— begin Source data —

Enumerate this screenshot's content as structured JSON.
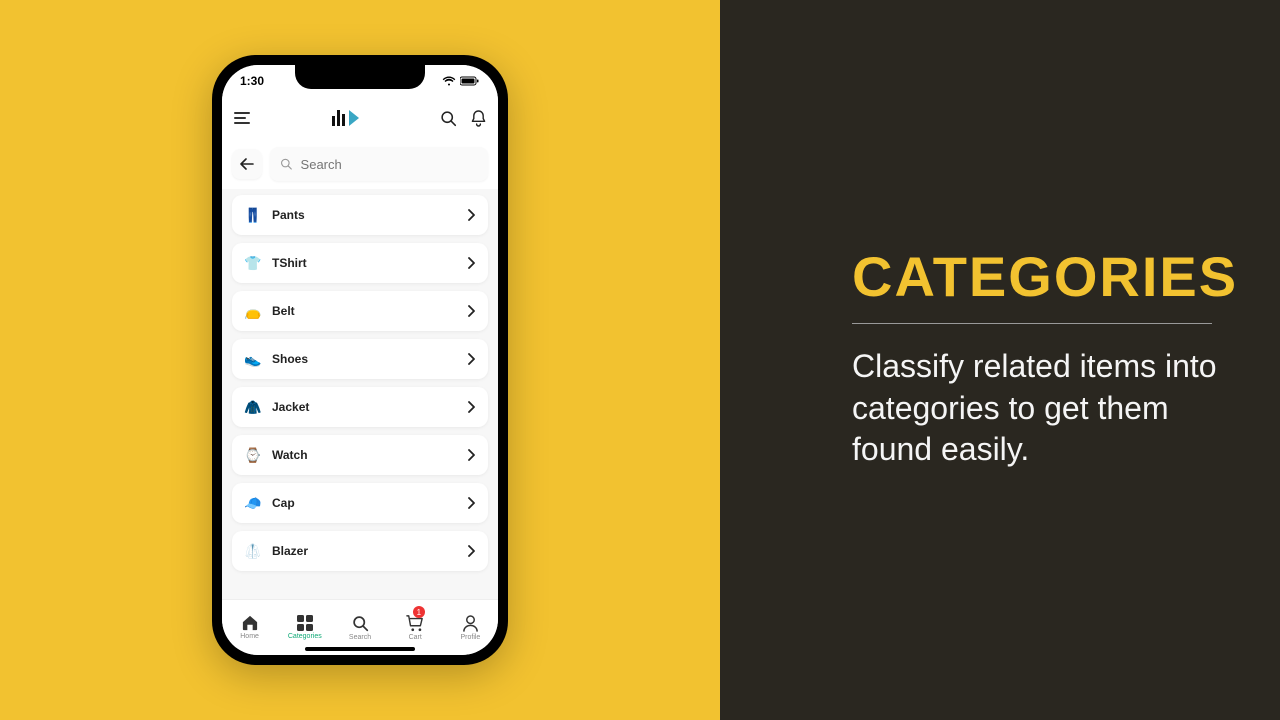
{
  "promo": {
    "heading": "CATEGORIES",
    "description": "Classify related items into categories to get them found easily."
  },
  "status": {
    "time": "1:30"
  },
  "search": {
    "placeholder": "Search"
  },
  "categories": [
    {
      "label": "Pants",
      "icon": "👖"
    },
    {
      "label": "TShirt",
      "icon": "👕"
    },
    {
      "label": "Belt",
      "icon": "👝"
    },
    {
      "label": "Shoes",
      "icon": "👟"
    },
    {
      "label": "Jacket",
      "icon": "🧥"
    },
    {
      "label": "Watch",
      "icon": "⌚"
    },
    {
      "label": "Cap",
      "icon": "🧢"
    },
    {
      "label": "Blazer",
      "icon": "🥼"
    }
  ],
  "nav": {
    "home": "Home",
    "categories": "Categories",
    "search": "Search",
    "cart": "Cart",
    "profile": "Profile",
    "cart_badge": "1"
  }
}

— end Source data —

Exercise requirements:
Leave the pictures out and copy the rest of the data exactly.

Response:
Enumerate this screenshot's content as structured JSON.
{
  "promo": {
    "heading": "CATEGORIES",
    "description": "Classify related items into categories to get them found easily."
  },
  "status": {
    "time": "1:30"
  },
  "search": {
    "placeholder": "Search"
  },
  "categories": [
    {
      "label": "Pants",
      "icon": "👖"
    },
    {
      "label": "TShirt",
      "icon": "👕"
    },
    {
      "label": "Belt",
      "icon": "👝"
    },
    {
      "label": "Shoes",
      "icon": "👟"
    },
    {
      "label": "Jacket",
      "icon": "🧥"
    },
    {
      "label": "Watch",
      "icon": "⌚"
    },
    {
      "label": "Cap",
      "icon": "🧢"
    },
    {
      "label": "Blazer",
      "icon": "🥼"
    }
  ],
  "nav": {
    "home": "Home",
    "categories": "Categories",
    "search": "Search",
    "cart": "Cart",
    "profile": "Profile",
    "cart_badge": "1"
  }
}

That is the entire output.